**What is expected**
Where a line of the material contains the string "Model", copy that line.

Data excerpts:
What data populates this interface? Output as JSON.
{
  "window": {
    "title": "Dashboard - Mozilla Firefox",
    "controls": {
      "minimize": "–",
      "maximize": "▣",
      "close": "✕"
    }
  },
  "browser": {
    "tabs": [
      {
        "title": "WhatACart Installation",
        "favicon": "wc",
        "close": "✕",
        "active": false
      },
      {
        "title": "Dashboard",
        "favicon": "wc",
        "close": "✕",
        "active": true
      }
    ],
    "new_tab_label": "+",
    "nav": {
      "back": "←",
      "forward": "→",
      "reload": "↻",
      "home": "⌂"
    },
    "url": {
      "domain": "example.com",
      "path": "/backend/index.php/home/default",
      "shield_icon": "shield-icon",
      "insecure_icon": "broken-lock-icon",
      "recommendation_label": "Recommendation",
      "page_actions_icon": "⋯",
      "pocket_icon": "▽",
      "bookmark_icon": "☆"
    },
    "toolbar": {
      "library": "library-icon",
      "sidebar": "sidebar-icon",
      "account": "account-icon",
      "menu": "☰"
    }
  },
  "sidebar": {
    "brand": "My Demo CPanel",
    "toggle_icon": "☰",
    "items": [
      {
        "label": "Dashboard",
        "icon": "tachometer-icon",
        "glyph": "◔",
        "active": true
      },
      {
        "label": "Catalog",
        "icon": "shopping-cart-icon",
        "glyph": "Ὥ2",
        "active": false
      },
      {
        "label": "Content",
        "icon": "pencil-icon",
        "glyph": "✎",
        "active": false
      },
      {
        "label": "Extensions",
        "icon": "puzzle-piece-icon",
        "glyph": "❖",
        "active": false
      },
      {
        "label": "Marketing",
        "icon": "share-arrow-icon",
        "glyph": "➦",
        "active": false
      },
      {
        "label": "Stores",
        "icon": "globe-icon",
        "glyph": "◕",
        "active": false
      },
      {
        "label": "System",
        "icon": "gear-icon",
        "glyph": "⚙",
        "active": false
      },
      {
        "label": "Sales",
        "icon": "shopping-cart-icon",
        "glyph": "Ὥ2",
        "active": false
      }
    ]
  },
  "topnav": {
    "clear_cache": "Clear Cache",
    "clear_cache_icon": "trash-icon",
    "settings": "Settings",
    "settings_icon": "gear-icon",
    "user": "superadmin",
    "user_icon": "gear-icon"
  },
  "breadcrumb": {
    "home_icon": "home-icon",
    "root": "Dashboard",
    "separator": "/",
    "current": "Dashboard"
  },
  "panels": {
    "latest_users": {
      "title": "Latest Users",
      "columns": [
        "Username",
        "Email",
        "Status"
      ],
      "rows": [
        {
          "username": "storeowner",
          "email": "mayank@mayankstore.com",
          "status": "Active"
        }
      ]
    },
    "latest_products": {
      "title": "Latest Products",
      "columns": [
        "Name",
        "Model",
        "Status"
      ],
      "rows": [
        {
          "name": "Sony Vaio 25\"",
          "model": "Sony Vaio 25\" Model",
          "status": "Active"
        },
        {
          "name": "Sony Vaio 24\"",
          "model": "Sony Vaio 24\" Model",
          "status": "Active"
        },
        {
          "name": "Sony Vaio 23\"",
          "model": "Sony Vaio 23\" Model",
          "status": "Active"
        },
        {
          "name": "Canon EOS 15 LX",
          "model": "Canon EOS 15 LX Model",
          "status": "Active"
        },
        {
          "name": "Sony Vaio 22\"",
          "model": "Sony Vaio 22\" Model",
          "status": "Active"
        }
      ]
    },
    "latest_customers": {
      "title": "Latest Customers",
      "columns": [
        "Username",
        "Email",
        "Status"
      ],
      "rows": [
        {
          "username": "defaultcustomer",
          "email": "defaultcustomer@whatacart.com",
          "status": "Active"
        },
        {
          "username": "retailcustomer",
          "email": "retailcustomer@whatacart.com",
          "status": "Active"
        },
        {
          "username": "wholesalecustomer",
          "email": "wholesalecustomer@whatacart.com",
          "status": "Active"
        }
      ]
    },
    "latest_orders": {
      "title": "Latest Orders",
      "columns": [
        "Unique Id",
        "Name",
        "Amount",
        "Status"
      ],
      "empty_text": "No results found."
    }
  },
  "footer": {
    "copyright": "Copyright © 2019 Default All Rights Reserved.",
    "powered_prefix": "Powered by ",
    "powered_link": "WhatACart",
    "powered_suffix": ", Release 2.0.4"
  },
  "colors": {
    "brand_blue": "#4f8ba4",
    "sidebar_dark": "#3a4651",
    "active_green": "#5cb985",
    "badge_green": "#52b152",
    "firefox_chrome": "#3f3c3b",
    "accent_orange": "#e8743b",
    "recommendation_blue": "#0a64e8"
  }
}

**The reply**
        "Model",
          "model": "Sony Vaio 25\" Model",
          "model": "Sony Vaio 24\" Model",
          "model": "Sony Vaio 23\" Model",
          "model": "Canon EOS 15 LX Model",
          "model": "Sony Vaio 22\" Model",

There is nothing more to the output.